Start Source records
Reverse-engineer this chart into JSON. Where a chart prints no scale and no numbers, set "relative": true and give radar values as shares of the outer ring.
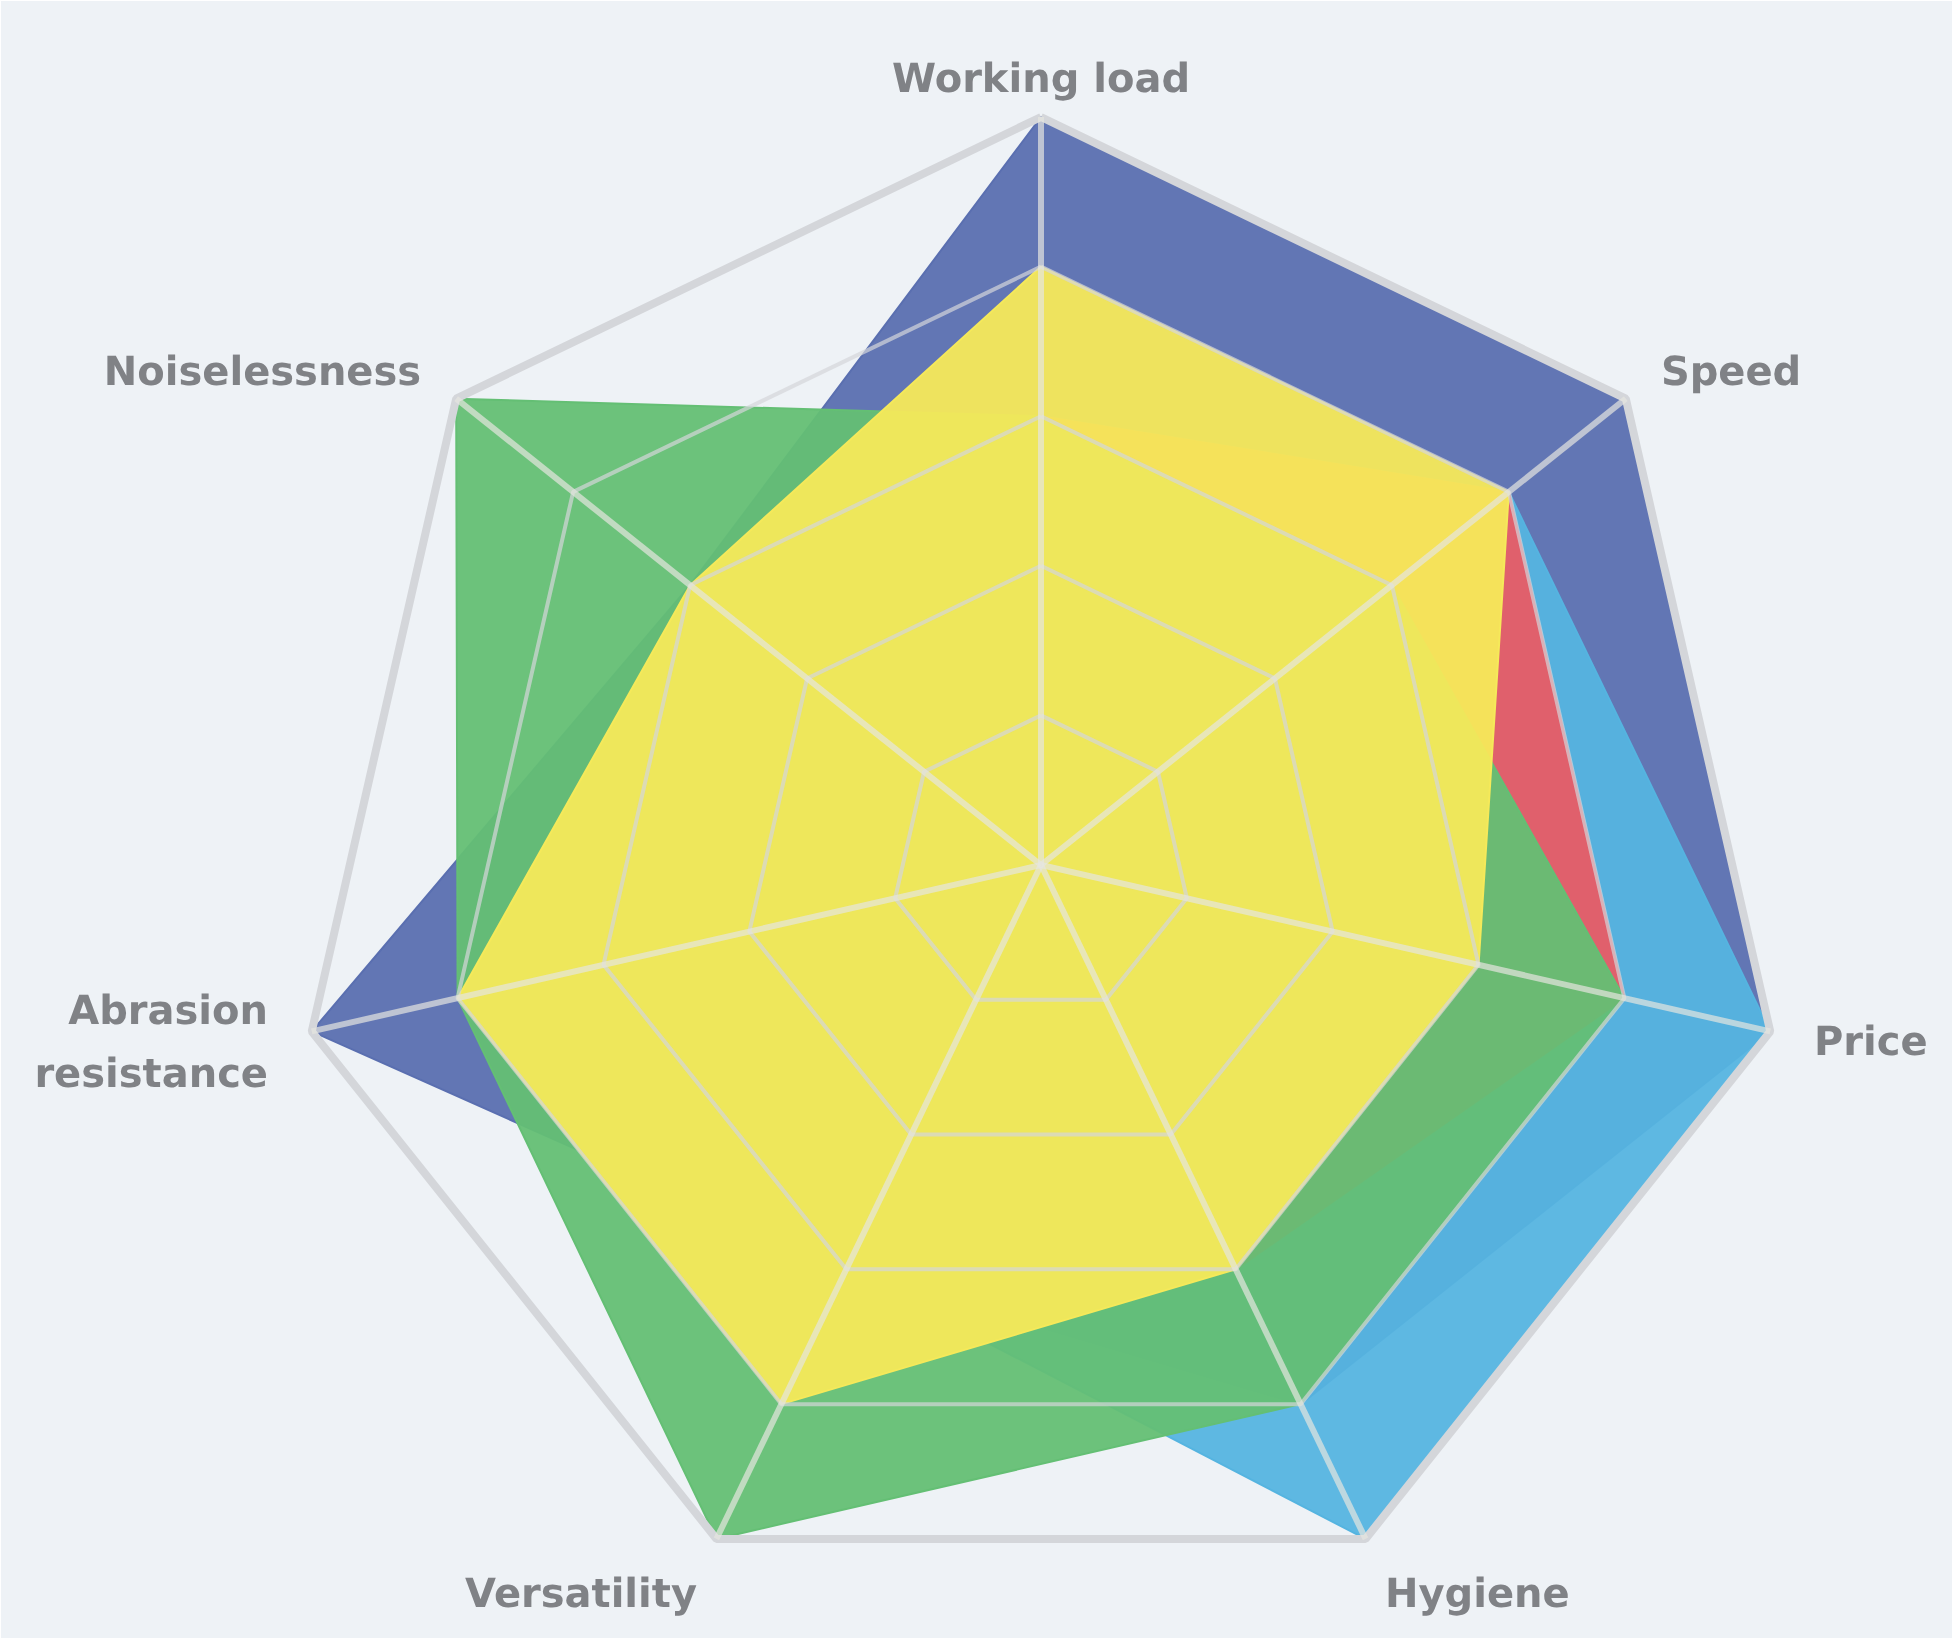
{
  "chart_data": {
    "type": "radar",
    "relative": true,
    "grid": true,
    "categories": [
      "Working load",
      "Speed",
      "Price",
      "Hygiene",
      "Versatility",
      "Abrasion\nresistance",
      "Noiselessness"
    ],
    "series": [
      {
        "color": "#5a6fb0",
        "values": [
          1,
          1,
          1,
          0.8,
          0.6,
          1,
          0.6
        ]
      },
      {
        "color": "#55b4e0",
        "values": [
          0.6,
          0.8,
          1,
          1,
          0.6,
          0.6,
          0.4
        ]
      },
      {
        "color": "#e85c65",
        "values": [
          0.6,
          0.8,
          0.8,
          0.6,
          0.6,
          0.6,
          0.4
        ]
      },
      {
        "color": "#64bf74",
        "values": [
          0.6,
          0.6,
          0.8,
          0.8,
          1,
          0.8,
          1
        ]
      },
      {
        "color": "#f5e95a",
        "values": [
          0.8,
          0.8,
          0.6,
          0.6,
          0.8,
          0.8,
          0.6
        ]
      }
    ]
  }
}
End Source records
## Task brief
Reproduce the material word for word, minus the images.

## Solution below
Reverse-engineer this chart into JSON. Where a chart prints no scale and no numbers, set "relative": true and give radar values as shares of the outer ring.
{
  "chart_data": {
    "type": "radar",
    "relative": true,
    "grid": true,
    "categories": [
      "Working load",
      "Speed",
      "Price",
      "Hygiene",
      "Versatility",
      "Abrasion\nresistance",
      "Noiselessness"
    ],
    "series": [
      {
        "color": "#5a6fb0",
        "values": [
          1,
          1,
          1,
          0.8,
          0.6,
          1,
          0.6
        ]
      },
      {
        "color": "#55b4e0",
        "values": [
          0.6,
          0.8,
          1,
          1,
          0.6,
          0.6,
          0.4
        ]
      },
      {
        "color": "#e85c65",
        "values": [
          0.6,
          0.8,
          0.8,
          0.6,
          0.6,
          0.6,
          0.4
        ]
      },
      {
        "color": "#64bf74",
        "values": [
          0.6,
          0.6,
          0.8,
          0.8,
          1,
          0.8,
          1
        ]
      },
      {
        "color": "#f5e95a",
        "values": [
          0.8,
          0.8,
          0.6,
          0.6,
          0.8,
          0.8,
          0.6
        ]
      }
    ]
  }
}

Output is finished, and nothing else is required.